→ What this task involves
Make an exact copy of the records, with the images left out.

** start Items **

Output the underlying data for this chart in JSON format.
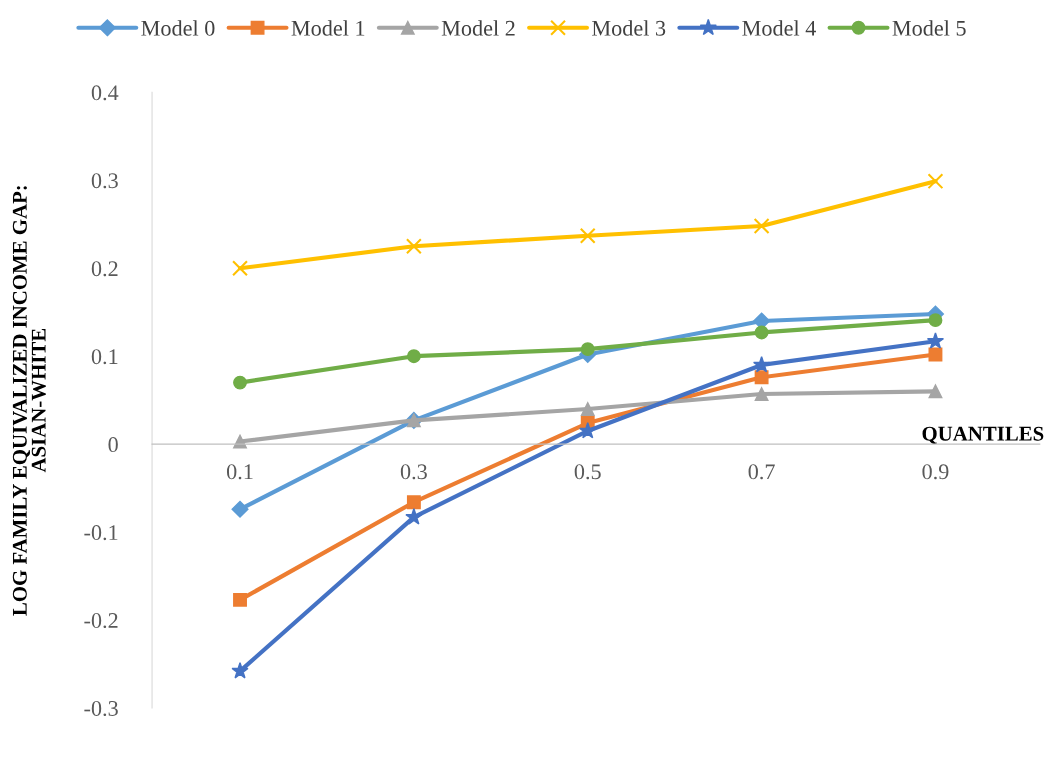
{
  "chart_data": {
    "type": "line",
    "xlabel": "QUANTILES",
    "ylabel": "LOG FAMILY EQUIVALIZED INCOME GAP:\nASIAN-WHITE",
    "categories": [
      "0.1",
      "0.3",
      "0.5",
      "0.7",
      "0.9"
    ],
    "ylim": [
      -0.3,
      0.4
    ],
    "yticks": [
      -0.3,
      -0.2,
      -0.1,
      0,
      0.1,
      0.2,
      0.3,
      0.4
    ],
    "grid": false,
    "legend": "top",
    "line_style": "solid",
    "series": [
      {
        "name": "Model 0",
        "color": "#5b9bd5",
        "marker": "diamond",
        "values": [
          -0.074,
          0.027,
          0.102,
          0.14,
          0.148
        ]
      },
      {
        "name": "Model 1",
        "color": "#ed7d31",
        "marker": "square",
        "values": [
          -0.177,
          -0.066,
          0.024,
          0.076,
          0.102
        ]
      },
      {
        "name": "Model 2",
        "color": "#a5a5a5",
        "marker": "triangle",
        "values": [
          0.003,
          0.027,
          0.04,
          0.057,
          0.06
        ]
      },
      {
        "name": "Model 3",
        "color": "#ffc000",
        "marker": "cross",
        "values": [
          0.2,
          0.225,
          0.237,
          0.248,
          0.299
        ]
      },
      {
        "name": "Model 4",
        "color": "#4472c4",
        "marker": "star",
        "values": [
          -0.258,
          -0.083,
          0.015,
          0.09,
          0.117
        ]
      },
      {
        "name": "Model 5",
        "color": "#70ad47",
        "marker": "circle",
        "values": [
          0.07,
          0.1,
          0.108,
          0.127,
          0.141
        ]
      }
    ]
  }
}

** end Items **

→ Written solution
Output the underlying data for this chart in JSON format.
{
  "chart_data": {
    "type": "line",
    "xlabel": "QUANTILES",
    "ylabel": "LOG FAMILY EQUIVALIZED INCOME GAP:\nASIAN-WHITE",
    "categories": [
      "0.1",
      "0.3",
      "0.5",
      "0.7",
      "0.9"
    ],
    "ylim": [
      -0.3,
      0.4
    ],
    "yticks": [
      -0.3,
      -0.2,
      -0.1,
      0,
      0.1,
      0.2,
      0.3,
      0.4
    ],
    "grid": false,
    "legend": "top",
    "line_style": "solid",
    "series": [
      {
        "name": "Model 0",
        "color": "#5b9bd5",
        "marker": "diamond",
        "values": [
          -0.074,
          0.027,
          0.102,
          0.14,
          0.148
        ]
      },
      {
        "name": "Model 1",
        "color": "#ed7d31",
        "marker": "square",
        "values": [
          -0.177,
          -0.066,
          0.024,
          0.076,
          0.102
        ]
      },
      {
        "name": "Model 2",
        "color": "#a5a5a5",
        "marker": "triangle",
        "values": [
          0.003,
          0.027,
          0.04,
          0.057,
          0.06
        ]
      },
      {
        "name": "Model 3",
        "color": "#ffc000",
        "marker": "cross",
        "values": [
          0.2,
          0.225,
          0.237,
          0.248,
          0.299
        ]
      },
      {
        "name": "Model 4",
        "color": "#4472c4",
        "marker": "star",
        "values": [
          -0.258,
          -0.083,
          0.015,
          0.09,
          0.117
        ]
      },
      {
        "name": "Model 5",
        "color": "#70ad47",
        "marker": "circle",
        "values": [
          0.07,
          0.1,
          0.108,
          0.127,
          0.141
        ]
      }
    ]
  }
}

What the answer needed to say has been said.